Extrait choisi

┌──

Sisyphe. — Il ne le paraît pas.

Socrate. — Et nul ne sera meilleur ou pire conseiller l’un que l’autre, puisque nul n’est ni plus apte ni moins apte à atteindre dce qui n’est pas.

Sisyphe. — En effet.

Socrate. — De quelle norme se servent donc les hommes pour déclarer certains d’entre eux bons ou mauvais conseillers ? N’y a-t-il pas là matière à de nouvelles réflexions, Sisyphe ?



  1. Pour l’expression, assez étrange ici, καὶ λόγῳ καὶ ἔργῳ, Pavlu renvoie à Ménon, 86 c. Dans ce passage, Socrate affirme avec énergie le devoir pour tout homme de chercher la vérité et il conclut : « cela, j’oserais le soutenir contre tous, autant que j’en serais capable, par mes discours et par mes actions (καὶ λόγῳ καὶ ἔργῳ) ». Il ne faut pas oublier, en effet, que le Ménon est une des principales sources du Sisyphe. — On pourrait suggérer une autre hypothèse. Si Stratonicos est vraiment le musicien dont parlent souvent les auteurs anciens (Cf. la notice, p. 60), il a pu développer un thème sur son art et l’illustrer par des exemples pratiques.

└──

Quelques enregistrements
┌──

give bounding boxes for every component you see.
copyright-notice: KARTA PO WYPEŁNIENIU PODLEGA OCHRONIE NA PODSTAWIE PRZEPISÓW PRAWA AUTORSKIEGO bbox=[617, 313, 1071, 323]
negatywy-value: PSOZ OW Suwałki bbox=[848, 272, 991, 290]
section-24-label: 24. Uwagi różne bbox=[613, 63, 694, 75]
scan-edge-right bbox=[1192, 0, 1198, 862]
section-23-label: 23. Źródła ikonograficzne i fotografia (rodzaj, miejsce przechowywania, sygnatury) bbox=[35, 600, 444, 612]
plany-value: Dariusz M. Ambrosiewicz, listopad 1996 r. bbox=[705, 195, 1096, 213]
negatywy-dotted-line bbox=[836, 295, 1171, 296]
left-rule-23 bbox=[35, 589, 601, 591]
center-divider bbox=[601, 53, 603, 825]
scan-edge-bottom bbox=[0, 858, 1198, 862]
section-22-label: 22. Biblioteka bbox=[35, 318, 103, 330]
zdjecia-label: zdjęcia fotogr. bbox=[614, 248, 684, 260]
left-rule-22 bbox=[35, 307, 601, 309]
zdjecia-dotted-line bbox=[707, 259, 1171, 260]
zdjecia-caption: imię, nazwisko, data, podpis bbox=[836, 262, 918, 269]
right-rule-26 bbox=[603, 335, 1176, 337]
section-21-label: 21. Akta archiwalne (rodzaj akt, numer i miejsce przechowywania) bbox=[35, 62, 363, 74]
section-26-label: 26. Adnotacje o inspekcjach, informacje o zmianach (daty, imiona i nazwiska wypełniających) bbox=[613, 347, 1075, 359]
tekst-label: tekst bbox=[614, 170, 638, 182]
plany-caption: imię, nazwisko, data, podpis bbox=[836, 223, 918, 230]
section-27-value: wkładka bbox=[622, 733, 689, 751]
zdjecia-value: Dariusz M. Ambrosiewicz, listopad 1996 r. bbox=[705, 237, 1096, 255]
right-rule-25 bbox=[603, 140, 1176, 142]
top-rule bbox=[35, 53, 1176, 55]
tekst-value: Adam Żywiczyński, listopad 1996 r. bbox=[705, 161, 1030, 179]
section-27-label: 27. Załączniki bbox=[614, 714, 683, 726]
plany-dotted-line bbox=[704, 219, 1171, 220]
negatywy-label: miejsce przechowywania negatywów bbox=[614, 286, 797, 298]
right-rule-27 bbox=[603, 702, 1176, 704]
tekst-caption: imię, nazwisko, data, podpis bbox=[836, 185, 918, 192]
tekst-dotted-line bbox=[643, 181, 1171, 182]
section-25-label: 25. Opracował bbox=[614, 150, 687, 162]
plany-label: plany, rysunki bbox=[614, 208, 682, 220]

└──

Consigne 1
Recopiez le passage de l'extrait qui commence par « Sisyphe. — En » et se termine par « des exemples pratiques. ».
Consigne 2
Quelles personnes sont nommées dans la note numérotée 1 de l'extrait ?

Réponse 1
Sisyphe. — En effet.

Socrate. — De quelle norme se servent donc les hommes pour déclarer certains d’entre eux bons ou mauvais conseillers ? N’y a-t-il pas là matière à de nouvelles réflexions, Sisyphe ?



  1. Pour l’expression, assez étrange ici, καὶ λόγῳ καὶ ἔργῳ, Pavlu renvoie à Ménon, 86 c. Dans ce passage, Socrate affirme avec énergie le devoir pour tout homme de chercher la vérité et il conclut : « cela, j’oserais le soutenir contre tous, autant que j’en serais capable, par mes discours et par mes actions (καὶ λόγῳ καὶ ἔργῳ) ». Il ne faut pas oublier, en effet, que le Ménon est une des principales sources du Sisyphe. — On pourrait suggérer une autre hypothèse. Si Stratonicos est vraiment le musicien dont parlent souvent les auteurs anciens (Cf. la notice, p. 60), il a pu développer un thème sur son art et l’illustrer par des exemples pratiques.

Réponse 2
Pavlu, Socrate, Stratonicos